SUPPLIED PASSAGE.
The cocktail bar takes walk ins most evenings. Book a table for the Sunday roast or the monthly jazz brunch, both of which fill early.
108 Brasserie sits at the top of Marylebone Lane, set into the back of The Marylebone hotel and marked by brick red frontage and striped awnings. It reads as a neighbourhood restaurant first, but the room carries its own cocktail bar, and that bar is the reason to stop in even when you are not eating. The Doyle family ownership shows in the service, which treats a first time visitor the way it treats a regular.
This is a bar for people who want a polished drink without theatre. The crowd skews local Marylebone, with hotel guests filling the gaps. If you want a sceney late night, look elsewhere. If you want a well made martini at a linen topped table with room to talk, 108 earns the visit.
The space runs long and softly lit, with linen clad tables and a proper bar counter rather than a service station. DesignMyNight notes the stand alone entrance on the cobbles of Marylebone Lane, which keeps it separate from the hotel lobby and gives the bar a street level pull of its own. Daytime light through the front windows turns to candle glow after dark.

RAW RECORDS.
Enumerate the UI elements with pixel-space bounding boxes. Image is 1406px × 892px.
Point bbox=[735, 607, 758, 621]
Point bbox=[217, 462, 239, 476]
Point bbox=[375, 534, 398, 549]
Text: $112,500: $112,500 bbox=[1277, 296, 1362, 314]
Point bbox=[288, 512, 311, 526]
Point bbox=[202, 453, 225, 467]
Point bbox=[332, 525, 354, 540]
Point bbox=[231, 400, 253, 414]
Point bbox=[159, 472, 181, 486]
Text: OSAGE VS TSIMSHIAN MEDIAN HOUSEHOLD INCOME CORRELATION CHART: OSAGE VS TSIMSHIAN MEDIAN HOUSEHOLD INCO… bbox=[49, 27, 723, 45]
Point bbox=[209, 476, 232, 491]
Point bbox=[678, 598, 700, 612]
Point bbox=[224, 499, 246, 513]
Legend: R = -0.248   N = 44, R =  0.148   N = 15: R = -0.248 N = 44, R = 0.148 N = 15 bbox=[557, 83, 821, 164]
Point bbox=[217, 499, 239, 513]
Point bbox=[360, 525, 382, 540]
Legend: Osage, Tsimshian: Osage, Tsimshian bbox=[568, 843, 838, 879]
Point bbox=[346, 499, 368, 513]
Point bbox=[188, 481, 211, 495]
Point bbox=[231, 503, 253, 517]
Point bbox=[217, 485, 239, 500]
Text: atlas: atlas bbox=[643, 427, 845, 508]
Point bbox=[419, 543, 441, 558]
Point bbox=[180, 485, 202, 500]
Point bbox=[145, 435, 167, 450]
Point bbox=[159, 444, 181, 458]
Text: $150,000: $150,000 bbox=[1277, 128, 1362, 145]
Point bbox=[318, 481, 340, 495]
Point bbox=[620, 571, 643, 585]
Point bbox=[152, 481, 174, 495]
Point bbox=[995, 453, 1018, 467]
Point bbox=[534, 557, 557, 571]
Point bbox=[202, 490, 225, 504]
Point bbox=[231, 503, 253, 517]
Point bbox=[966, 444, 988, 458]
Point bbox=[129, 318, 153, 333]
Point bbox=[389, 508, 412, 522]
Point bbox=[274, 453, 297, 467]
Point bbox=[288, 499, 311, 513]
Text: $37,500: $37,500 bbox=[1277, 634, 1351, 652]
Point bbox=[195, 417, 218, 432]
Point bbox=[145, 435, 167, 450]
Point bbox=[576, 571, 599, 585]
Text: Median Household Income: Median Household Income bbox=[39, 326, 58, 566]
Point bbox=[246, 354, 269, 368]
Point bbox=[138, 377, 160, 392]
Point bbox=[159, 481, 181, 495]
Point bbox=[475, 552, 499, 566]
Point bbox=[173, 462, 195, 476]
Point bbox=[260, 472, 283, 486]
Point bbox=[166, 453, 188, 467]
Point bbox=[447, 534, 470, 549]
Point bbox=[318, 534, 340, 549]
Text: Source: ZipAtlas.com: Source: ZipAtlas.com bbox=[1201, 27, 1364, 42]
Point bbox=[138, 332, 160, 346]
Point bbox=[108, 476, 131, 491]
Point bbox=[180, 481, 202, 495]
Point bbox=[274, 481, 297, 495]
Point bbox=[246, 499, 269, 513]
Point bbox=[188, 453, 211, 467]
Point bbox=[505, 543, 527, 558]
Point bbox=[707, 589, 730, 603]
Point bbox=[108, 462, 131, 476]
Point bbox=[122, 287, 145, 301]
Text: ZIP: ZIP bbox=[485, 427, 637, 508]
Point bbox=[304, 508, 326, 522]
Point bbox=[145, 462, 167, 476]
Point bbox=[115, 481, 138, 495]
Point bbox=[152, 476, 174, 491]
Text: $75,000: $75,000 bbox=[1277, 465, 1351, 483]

TASK A. Name every business or publication mentioned in the text about 108 Brasserie, one per line.
TASK B. Write the next paragraph of the text about 108 Brasserie, picking up after its last sentence.

TASK ANSWER A.
108 Brasserie
The Marylebone hotel
DesignMyNight

TASK ANSWER B.
The wider Marylebone setting helps. The bar sits a short walk from the Wallace Collection and the boutiques of Marylebone High Street, which makes it a natural first or last stop on a slow afternoon in the village. That walkable position is part of why locals treat it as a default rather than a special occasion.
The headline pour is 108 Gin, the house spirit built with foraged botanicals, citrus and a touch of honey, and it anchors the signature 108 G and T. The bar also runs a list of London themed cocktails, including the Wallace Collection gin sour and the smoky 221B, plus a deep wine list for the dining room. The Three Drinkers praised the house gin programme as the bar's clearest point of difference. Skip the generic spritzes and let the gin lead.
Marylebone locals and hotel guests share the room, with the loudest stretch falling over Sunday lunch and the monthly jazz brunch, when live music fills the space. Weekday evenings stay calm and conversational. The dress is smart casual, leaning toward the polished end on weekends.
Weekday evenings for a calm martini at the bar. Sunday lunch or the monthly jazz brunch if you want the room at full life.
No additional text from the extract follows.